Return all of the entries word for word, but omit the pictures they contain.

* [Dataset]
_ _ _

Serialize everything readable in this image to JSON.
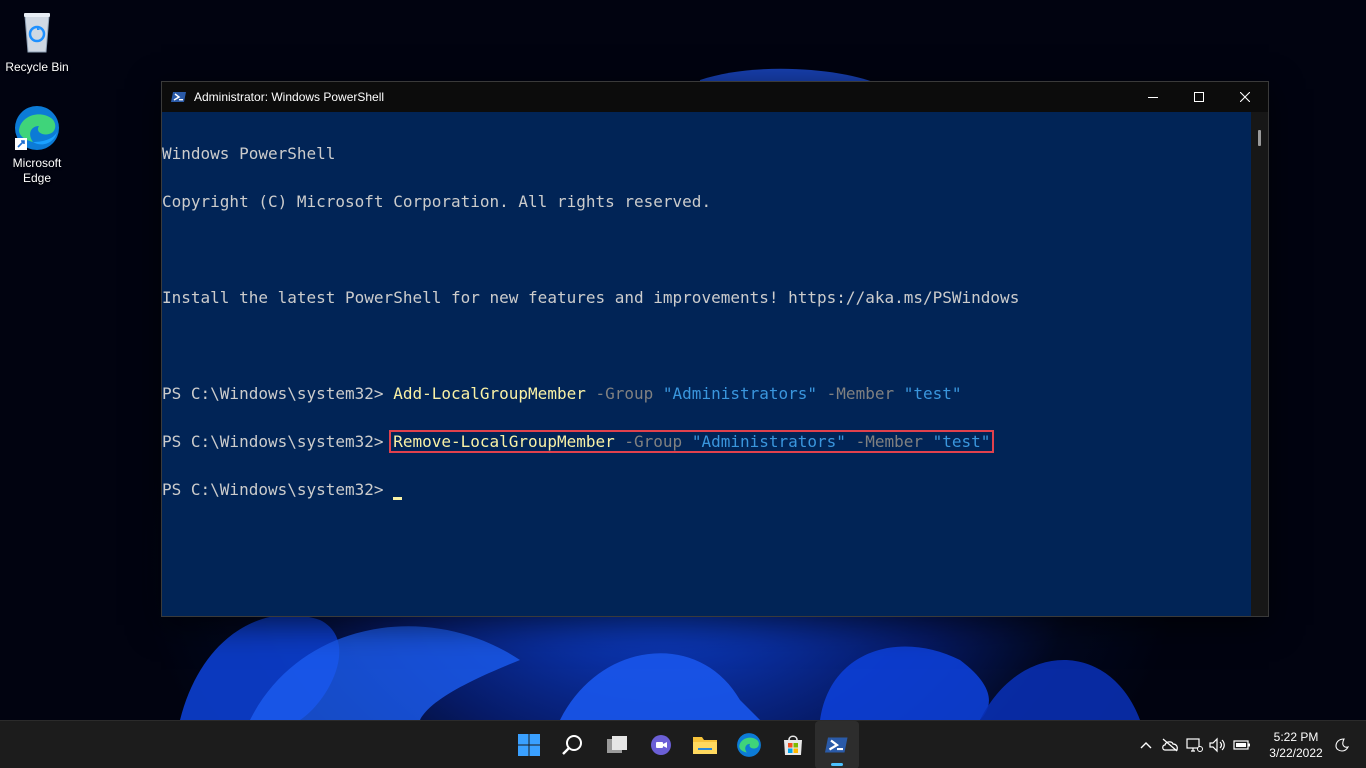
{
  "desktop": {
    "icons": [
      {
        "label": "Recycle Bin",
        "icon": "recycle-bin-icon"
      },
      {
        "label": "Microsoft Edge",
        "icon": "edge-icon"
      }
    ]
  },
  "window": {
    "title": "Administrator: Windows PowerShell",
    "controls": {
      "minimize": "minimize-icon",
      "maximize": "maximize-icon",
      "close": "close-icon"
    }
  },
  "console": {
    "line1": "Windows PowerShell",
    "line2": "Copyright (C) Microsoft Corporation. All rights reserved.",
    "line3": "Install the latest PowerShell for new features and improvements! https://aka.ms/PSWindows",
    "prompt": "PS C:\\Windows\\system32> ",
    "cmd1": {
      "cmdlet": "Add-LocalGroupMember",
      "p1": " -Group ",
      "v1": "\"Administrators\"",
      "p2": " -Member ",
      "v2": "\"test\""
    },
    "cmd2": {
      "cmdlet": "Remove-LocalGroupMember",
      "p1": " -Group ",
      "v1": "\"Administrators\"",
      "p2": " -Member ",
      "v2": "\"test\""
    }
  },
  "taskbar": {
    "apps": [
      "start-icon",
      "search-icon",
      "task-view-icon",
      "chat-icon",
      "file-explorer-icon",
      "edge-icon",
      "store-icon",
      "powershell-icon"
    ],
    "active": "powershell-icon",
    "tray": [
      "chevron-up-icon",
      "onedrive-icon",
      "network-icon",
      "volume-icon",
      "battery-icon"
    ],
    "time": "5:22 PM",
    "date": "3/22/2022"
  },
  "colors": {
    "console_bg": "#012456",
    "cmdlet": "#f9f1a5",
    "parameter": "#808080",
    "string": "#3a96dd",
    "highlight_box": "#e0414d"
  }
}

_ _ _

* [Full answer]
Serialize everything readable in this image to JSON.
{
  "desktop": {
    "icons": [
      {
        "label": "Recycle Bin",
        "icon": "recycle-bin-icon"
      },
      {
        "label": "Microsoft Edge",
        "icon": "edge-icon"
      }
    ]
  },
  "window": {
    "title": "Administrator: Windows PowerShell",
    "controls": {
      "minimize": "minimize-icon",
      "maximize": "maximize-icon",
      "close": "close-icon"
    }
  },
  "console": {
    "line1": "Windows PowerShell",
    "line2": "Copyright (C) Microsoft Corporation. All rights reserved.",
    "line3": "Install the latest PowerShell for new features and improvements! https://aka.ms/PSWindows",
    "prompt": "PS C:\\Windows\\system32> ",
    "cmd1": {
      "cmdlet": "Add-LocalGroupMember",
      "p1": " -Group ",
      "v1": "\"Administrators\"",
      "p2": " -Member ",
      "v2": "\"test\""
    },
    "cmd2": {
      "cmdlet": "Remove-LocalGroupMember",
      "p1": " -Group ",
      "v1": "\"Administrators\"",
      "p2": " -Member ",
      "v2": "\"test\""
    }
  },
  "taskbar": {
    "apps": [
      "start-icon",
      "search-icon",
      "task-view-icon",
      "chat-icon",
      "file-explorer-icon",
      "edge-icon",
      "store-icon",
      "powershell-icon"
    ],
    "active": "powershell-icon",
    "tray": [
      "chevron-up-icon",
      "onedrive-icon",
      "network-icon",
      "volume-icon",
      "battery-icon"
    ],
    "time": "5:22 PM",
    "date": "3/22/2022"
  },
  "colors": {
    "console_bg": "#012456",
    "cmdlet": "#f9f1a5",
    "parameter": "#808080",
    "string": "#3a96dd",
    "highlight_box": "#e0414d"
  }
}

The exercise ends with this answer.